-- start --

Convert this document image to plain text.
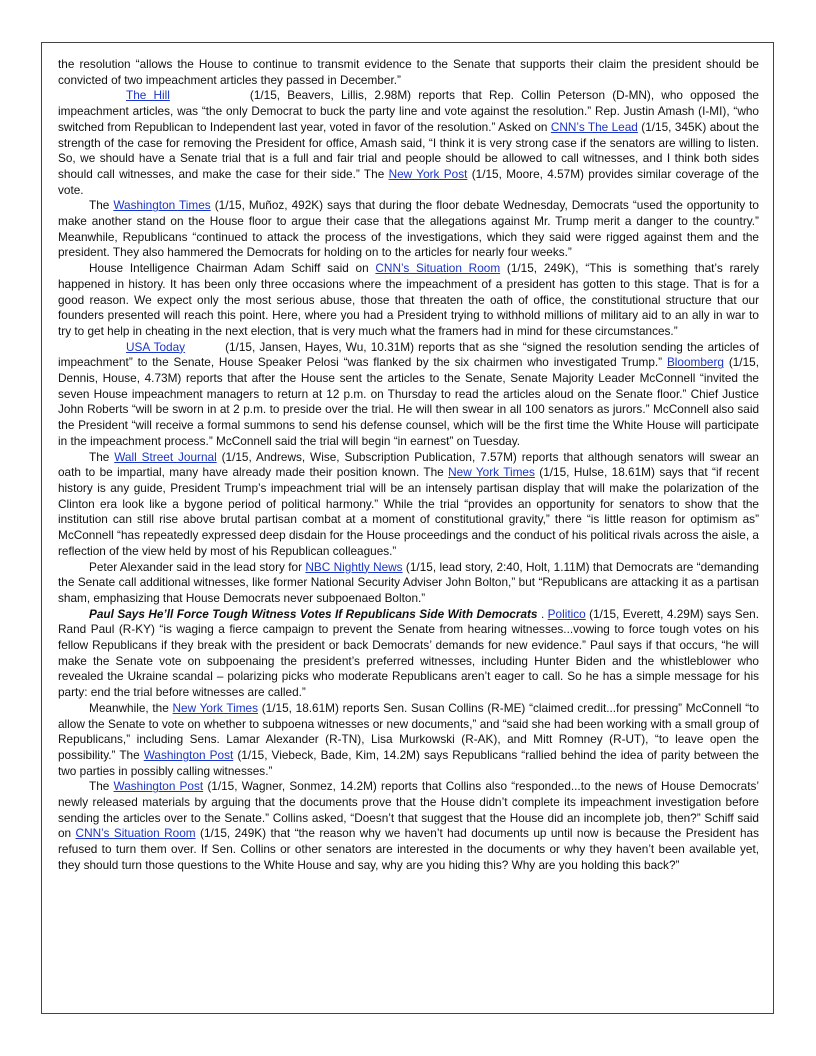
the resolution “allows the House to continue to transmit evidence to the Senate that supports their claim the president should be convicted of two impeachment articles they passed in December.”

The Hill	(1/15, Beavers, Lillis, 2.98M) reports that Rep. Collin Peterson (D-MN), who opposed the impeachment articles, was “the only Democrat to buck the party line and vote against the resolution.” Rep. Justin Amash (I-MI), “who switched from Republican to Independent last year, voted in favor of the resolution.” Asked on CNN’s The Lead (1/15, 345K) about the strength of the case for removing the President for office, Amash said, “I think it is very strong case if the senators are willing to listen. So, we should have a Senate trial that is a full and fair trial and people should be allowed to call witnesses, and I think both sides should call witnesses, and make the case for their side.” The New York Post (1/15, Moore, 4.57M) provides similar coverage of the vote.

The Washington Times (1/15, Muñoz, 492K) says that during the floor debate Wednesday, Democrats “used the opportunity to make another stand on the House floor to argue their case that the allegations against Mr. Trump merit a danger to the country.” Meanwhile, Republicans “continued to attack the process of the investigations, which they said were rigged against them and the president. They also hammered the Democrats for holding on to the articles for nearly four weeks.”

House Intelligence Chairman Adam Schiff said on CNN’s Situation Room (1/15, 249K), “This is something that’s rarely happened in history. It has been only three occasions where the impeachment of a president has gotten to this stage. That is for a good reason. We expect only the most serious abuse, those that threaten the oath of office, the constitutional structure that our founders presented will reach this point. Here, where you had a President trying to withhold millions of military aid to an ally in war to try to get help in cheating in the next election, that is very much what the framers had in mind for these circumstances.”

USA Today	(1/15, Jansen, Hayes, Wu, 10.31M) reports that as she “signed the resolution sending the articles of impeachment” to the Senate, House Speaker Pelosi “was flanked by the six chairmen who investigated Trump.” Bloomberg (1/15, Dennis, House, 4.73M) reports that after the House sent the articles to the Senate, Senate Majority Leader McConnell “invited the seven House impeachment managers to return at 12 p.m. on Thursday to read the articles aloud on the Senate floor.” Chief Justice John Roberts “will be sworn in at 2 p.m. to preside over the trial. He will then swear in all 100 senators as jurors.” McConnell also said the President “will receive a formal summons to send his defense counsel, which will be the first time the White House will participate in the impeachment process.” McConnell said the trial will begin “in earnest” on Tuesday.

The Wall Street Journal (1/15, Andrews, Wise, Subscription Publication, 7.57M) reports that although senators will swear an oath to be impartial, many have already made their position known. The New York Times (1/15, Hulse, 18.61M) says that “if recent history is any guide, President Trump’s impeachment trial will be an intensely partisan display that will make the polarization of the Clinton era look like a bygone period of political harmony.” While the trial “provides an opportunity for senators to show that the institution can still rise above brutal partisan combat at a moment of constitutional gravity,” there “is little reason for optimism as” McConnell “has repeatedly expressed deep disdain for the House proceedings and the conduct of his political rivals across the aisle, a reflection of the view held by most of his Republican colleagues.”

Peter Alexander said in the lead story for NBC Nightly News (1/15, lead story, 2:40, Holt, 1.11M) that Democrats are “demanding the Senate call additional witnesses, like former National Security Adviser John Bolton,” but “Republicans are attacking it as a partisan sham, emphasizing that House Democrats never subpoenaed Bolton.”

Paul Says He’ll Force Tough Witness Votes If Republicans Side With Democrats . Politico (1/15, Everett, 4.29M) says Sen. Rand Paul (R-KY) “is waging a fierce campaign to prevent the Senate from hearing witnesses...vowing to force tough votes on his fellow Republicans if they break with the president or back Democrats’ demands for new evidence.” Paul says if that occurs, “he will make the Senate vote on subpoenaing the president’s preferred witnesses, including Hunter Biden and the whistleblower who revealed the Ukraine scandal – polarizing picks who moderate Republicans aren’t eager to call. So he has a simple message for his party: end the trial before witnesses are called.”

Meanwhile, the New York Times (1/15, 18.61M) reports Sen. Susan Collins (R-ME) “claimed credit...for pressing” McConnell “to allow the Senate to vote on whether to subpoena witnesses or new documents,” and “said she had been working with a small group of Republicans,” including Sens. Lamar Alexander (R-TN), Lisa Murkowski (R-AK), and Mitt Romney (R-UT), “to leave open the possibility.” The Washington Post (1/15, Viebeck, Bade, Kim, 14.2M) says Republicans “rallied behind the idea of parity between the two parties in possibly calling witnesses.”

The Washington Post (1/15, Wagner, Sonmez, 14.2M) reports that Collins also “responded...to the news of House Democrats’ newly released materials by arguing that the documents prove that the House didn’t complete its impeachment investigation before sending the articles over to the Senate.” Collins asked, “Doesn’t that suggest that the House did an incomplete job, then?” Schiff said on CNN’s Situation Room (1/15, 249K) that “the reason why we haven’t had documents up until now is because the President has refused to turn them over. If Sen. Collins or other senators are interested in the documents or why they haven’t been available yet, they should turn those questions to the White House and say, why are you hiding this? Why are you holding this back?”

-- end --
-- start --

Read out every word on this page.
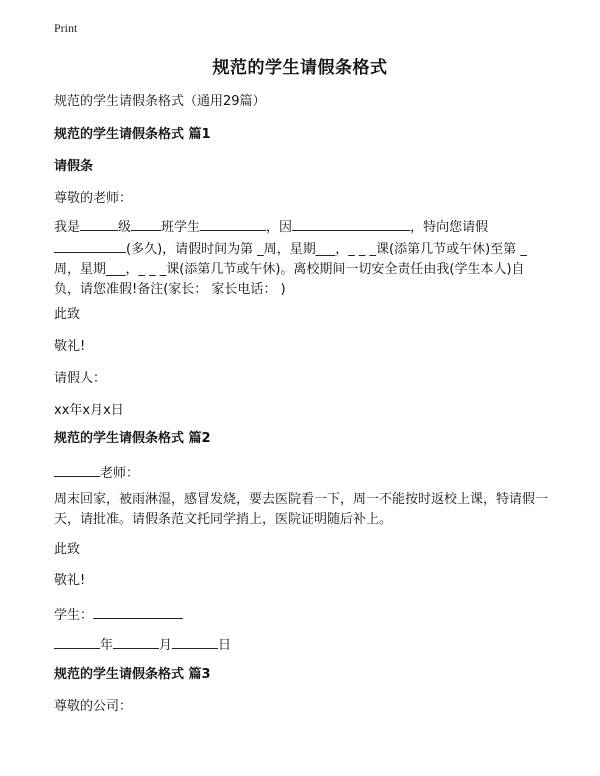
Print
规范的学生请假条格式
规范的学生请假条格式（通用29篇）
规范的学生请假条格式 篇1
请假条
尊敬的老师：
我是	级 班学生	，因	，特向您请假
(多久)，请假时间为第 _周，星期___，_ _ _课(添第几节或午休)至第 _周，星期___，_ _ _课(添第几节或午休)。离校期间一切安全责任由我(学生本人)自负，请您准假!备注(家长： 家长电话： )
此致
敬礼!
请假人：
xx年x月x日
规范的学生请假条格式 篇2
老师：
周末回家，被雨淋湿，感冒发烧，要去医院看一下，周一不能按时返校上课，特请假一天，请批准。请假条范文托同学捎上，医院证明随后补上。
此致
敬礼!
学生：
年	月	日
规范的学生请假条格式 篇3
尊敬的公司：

-- end --

● **Exercise**
Among the lines above, how many contain the string "should"? State the number alone.

● **Response below**
3